* Material supplied
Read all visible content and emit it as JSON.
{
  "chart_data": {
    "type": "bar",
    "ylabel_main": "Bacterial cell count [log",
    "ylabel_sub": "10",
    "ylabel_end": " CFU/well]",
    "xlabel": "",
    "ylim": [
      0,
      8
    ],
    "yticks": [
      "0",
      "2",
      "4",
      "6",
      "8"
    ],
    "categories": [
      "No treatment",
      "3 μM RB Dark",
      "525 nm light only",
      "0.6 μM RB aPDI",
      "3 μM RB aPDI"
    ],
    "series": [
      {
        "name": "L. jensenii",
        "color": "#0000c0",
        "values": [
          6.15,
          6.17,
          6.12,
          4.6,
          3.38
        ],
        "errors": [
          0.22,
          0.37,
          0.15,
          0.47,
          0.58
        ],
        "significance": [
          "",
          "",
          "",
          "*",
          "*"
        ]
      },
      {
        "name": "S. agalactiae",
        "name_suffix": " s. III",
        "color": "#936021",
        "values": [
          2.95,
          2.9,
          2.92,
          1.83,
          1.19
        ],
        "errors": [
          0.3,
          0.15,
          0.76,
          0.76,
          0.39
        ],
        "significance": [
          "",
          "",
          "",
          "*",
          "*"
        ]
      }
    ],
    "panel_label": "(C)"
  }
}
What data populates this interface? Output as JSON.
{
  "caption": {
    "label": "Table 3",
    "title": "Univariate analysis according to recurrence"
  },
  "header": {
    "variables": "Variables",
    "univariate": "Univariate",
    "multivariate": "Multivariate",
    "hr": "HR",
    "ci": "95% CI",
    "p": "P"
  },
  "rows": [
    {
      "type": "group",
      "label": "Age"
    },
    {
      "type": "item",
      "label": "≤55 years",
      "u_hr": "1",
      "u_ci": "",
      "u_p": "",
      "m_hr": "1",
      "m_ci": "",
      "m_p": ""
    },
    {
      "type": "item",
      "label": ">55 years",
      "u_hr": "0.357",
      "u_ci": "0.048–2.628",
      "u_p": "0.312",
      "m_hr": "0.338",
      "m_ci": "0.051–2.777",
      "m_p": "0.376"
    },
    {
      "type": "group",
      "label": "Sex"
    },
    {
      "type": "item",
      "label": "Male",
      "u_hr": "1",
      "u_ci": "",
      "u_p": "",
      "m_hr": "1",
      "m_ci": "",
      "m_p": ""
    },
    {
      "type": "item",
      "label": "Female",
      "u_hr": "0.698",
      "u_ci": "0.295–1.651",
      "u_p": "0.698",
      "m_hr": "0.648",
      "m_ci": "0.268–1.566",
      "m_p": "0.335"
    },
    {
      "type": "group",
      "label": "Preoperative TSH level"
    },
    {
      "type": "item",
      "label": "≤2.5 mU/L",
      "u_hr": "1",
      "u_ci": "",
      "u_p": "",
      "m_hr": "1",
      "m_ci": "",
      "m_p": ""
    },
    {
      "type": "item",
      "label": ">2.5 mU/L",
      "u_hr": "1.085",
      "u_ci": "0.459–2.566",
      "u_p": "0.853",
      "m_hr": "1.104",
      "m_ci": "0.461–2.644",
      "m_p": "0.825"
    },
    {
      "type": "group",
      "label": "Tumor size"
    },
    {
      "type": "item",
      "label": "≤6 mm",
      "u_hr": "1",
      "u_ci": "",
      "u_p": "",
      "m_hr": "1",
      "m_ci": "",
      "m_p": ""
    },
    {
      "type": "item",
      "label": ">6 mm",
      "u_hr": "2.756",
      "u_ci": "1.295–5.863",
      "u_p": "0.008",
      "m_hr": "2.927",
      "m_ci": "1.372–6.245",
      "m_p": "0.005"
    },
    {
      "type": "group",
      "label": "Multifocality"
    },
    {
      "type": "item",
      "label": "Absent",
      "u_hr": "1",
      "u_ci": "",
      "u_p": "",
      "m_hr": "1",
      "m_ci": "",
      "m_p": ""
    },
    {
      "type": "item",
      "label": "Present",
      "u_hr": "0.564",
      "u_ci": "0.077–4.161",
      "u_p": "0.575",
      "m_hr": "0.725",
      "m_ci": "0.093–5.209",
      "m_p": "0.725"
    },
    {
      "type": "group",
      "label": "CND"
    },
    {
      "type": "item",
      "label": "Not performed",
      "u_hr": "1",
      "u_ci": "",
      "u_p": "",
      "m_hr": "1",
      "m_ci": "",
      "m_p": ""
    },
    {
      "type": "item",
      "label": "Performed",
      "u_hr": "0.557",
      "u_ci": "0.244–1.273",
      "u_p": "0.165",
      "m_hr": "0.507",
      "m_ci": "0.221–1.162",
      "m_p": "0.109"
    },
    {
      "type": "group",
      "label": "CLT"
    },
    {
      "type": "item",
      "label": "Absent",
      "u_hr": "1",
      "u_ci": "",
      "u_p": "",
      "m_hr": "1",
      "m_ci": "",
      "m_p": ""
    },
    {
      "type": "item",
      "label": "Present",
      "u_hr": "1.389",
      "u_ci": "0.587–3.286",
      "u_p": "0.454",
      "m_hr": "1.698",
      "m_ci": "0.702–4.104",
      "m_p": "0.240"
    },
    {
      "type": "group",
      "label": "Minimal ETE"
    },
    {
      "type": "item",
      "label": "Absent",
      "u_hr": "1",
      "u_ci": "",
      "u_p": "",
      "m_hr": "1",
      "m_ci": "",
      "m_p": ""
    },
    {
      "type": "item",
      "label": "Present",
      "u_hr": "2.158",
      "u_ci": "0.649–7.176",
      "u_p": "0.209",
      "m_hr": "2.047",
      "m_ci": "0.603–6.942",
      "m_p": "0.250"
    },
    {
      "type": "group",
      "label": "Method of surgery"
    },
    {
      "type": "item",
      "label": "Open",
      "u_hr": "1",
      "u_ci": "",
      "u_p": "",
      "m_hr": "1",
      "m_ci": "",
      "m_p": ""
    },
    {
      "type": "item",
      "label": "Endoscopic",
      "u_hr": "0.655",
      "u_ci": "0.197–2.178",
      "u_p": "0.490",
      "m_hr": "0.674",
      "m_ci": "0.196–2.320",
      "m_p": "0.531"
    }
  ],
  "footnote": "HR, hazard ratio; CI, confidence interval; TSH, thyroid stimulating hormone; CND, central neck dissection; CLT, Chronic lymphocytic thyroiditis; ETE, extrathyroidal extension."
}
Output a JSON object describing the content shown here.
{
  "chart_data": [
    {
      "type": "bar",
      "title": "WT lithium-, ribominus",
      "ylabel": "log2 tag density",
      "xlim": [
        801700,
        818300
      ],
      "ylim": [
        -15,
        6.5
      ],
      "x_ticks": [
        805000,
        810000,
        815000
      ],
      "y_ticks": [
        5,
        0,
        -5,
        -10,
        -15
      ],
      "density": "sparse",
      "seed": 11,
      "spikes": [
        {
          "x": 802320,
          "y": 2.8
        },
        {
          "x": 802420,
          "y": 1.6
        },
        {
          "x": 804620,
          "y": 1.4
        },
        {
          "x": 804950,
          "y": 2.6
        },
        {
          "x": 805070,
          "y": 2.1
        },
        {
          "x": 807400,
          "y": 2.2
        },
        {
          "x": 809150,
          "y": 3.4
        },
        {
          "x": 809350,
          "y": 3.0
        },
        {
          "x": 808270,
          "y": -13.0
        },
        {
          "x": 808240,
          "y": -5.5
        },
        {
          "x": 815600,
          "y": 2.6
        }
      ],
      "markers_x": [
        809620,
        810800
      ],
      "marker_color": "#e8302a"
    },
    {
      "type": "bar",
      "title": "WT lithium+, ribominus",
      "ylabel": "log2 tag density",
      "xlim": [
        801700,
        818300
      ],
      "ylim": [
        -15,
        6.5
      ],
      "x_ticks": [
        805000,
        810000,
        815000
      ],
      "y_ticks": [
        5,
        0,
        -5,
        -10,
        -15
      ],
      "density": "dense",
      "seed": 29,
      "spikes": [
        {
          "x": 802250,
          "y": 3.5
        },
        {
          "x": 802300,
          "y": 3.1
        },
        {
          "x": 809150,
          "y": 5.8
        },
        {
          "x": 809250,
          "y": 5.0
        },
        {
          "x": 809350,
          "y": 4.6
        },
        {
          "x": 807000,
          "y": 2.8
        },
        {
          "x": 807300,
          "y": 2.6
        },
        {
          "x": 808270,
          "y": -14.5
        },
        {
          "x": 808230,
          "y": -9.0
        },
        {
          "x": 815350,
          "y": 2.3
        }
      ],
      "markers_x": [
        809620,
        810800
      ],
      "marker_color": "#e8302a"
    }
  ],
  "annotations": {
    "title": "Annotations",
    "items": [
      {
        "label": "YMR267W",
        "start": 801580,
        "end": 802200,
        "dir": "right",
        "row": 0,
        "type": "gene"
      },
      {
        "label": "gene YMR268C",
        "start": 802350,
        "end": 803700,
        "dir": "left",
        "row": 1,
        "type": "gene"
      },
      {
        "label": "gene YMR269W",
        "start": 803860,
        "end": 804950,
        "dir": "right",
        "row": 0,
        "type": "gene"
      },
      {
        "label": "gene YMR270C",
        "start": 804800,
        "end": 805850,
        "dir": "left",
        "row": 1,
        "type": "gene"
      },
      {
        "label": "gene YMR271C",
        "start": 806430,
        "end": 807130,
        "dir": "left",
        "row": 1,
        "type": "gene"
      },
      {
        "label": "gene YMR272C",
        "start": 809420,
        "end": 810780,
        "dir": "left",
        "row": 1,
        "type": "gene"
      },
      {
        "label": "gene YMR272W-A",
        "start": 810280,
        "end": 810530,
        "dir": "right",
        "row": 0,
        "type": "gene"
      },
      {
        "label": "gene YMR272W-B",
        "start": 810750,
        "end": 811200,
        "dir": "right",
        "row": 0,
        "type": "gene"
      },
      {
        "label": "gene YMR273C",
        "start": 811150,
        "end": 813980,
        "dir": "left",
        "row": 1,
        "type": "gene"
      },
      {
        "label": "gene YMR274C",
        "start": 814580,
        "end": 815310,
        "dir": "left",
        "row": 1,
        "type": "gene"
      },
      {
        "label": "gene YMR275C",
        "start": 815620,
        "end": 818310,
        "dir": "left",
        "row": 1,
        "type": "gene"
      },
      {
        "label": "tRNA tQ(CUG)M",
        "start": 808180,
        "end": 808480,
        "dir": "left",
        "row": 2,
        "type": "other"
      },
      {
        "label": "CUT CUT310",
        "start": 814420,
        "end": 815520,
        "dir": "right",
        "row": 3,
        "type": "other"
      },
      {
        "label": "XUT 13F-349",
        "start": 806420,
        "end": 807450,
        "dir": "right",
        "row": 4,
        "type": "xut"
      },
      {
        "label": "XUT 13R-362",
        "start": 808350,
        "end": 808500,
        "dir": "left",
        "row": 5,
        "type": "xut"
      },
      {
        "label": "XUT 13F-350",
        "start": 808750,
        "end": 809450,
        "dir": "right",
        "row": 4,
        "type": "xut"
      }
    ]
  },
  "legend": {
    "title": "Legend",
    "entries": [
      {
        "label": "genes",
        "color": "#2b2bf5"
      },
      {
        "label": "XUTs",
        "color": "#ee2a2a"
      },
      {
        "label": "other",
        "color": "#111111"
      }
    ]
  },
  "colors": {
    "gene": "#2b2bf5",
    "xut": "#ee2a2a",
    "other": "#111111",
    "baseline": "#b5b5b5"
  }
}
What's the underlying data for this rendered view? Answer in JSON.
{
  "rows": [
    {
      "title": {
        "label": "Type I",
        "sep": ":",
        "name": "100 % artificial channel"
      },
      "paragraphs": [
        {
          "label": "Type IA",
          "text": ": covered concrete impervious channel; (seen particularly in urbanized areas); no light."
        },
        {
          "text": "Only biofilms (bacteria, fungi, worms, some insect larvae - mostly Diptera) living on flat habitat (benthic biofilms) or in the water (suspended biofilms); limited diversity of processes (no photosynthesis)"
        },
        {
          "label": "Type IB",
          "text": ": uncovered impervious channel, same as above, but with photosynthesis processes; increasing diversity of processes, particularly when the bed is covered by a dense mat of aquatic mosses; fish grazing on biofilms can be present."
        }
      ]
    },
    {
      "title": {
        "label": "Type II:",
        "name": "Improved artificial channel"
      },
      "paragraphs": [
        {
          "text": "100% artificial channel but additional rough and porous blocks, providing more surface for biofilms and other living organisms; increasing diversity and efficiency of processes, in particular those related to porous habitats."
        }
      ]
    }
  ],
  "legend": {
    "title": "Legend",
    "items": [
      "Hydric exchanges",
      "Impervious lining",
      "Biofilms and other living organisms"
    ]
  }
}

* What needs to be done
The string "ribominus" shows up in some lines of the listing. Copy each such line.

* Solution for this exercise
      "title": "WT lithium-, ribominus",
      "title": "WT lithium+, ribominus",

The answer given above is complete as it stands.